[Dataset rows about figures]
+-------+

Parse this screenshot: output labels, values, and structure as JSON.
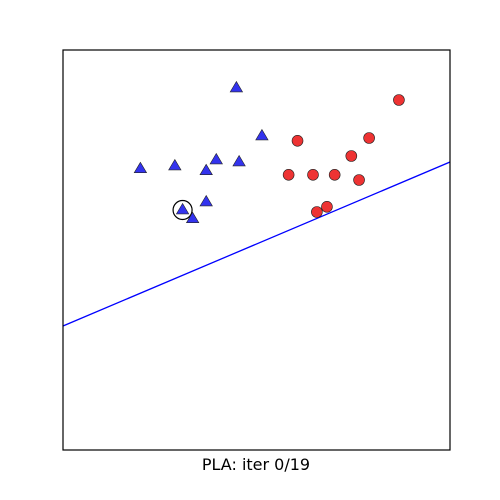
{
  "chart_data": {
    "type": "scatter",
    "title": "",
    "xlabel": "PLA: iter 0/19",
    "ylabel": "",
    "xlim": [
      0,
      1
    ],
    "ylim": [
      0,
      1
    ],
    "grid": false,
    "ticks": false,
    "series": [
      {
        "marker": "triangle",
        "color": "#3333ee",
        "points": [
          [
            0.448,
            0.905
          ],
          [
            0.514,
            0.785
          ],
          [
            0.2,
            0.703
          ],
          [
            0.289,
            0.71
          ],
          [
            0.396,
            0.725
          ],
          [
            0.455,
            0.72
          ],
          [
            0.37,
            0.698
          ],
          [
            0.37,
            0.62
          ],
          [
            0.309,
            0.6
          ],
          [
            0.335,
            0.578
          ]
        ]
      },
      {
        "marker": "circle",
        "color": "#ee3333",
        "points": [
          [
            0.868,
            0.875
          ],
          [
            0.606,
            0.773
          ],
          [
            0.791,
            0.78
          ],
          [
            0.745,
            0.735
          ],
          [
            0.583,
            0.688
          ],
          [
            0.646,
            0.688
          ],
          [
            0.702,
            0.688
          ],
          [
            0.765,
            0.675
          ],
          [
            0.682,
            0.608
          ],
          [
            0.656,
            0.595
          ]
        ]
      }
    ],
    "highlighted_point": [
      0.309,
      0.6
    ],
    "decision_line": {
      "color": "#0000ff",
      "points": [
        [
          0,
          0.31
        ],
        [
          1,
          0.72
        ]
      ]
    }
  }
}
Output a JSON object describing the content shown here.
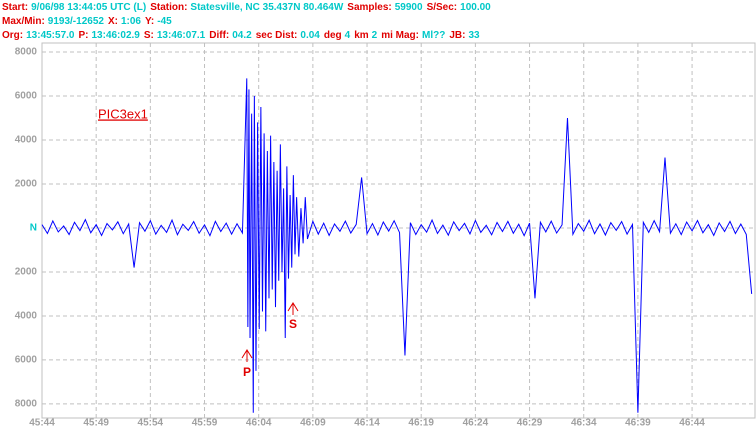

+-------+

[Given problem]: All entries must be written out again exactly as given, with no pictures in the copy.

[Answer to this task]:
Parse this screenshot: output labels, values, and structure as JSON.
{
  "chart_data": {
    "type": "scatter",
    "title": "",
    "xlabel": "PLA: iter 0/19",
    "ylabel": "",
    "xlim": [
      0,
      1
    ],
    "ylim": [
      0,
      1
    ],
    "grid": false,
    "ticks": false,
    "series": [
      {
        "marker": "triangle",
        "color": "#3333ee",
        "points": [
          [
            0.448,
            0.905
          ],
          [
            0.514,
            0.785
          ],
          [
            0.2,
            0.703
          ],
          [
            0.289,
            0.71
          ],
          [
            0.396,
            0.725
          ],
          [
            0.455,
            0.72
          ],
          [
            0.37,
            0.698
          ],
          [
            0.37,
            0.62
          ],
          [
            0.309,
            0.6
          ],
          [
            0.335,
            0.578
          ]
        ]
      },
      {
        "marker": "circle",
        "color": "#ee3333",
        "points": [
          [
            0.868,
            0.875
          ],
          [
            0.606,
            0.773
          ],
          [
            0.791,
            0.78
          ],
          [
            0.745,
            0.735
          ],
          [
            0.583,
            0.688
          ],
          [
            0.646,
            0.688
          ],
          [
            0.702,
            0.688
          ],
          [
            0.765,
            0.675
          ],
          [
            0.682,
            0.608
          ],
          [
            0.656,
            0.595
          ]
        ]
      }
    ],
    "highlighted_point": [
      0.309,
      0.6
    ],
    "decision_line": {
      "color": "#0000ff",
      "points": [
        [
          0,
          0.31
        ],
        [
          1,
          0.72
        ]
      ]
    }
  }
}
Output a JSON object describing the content shown here.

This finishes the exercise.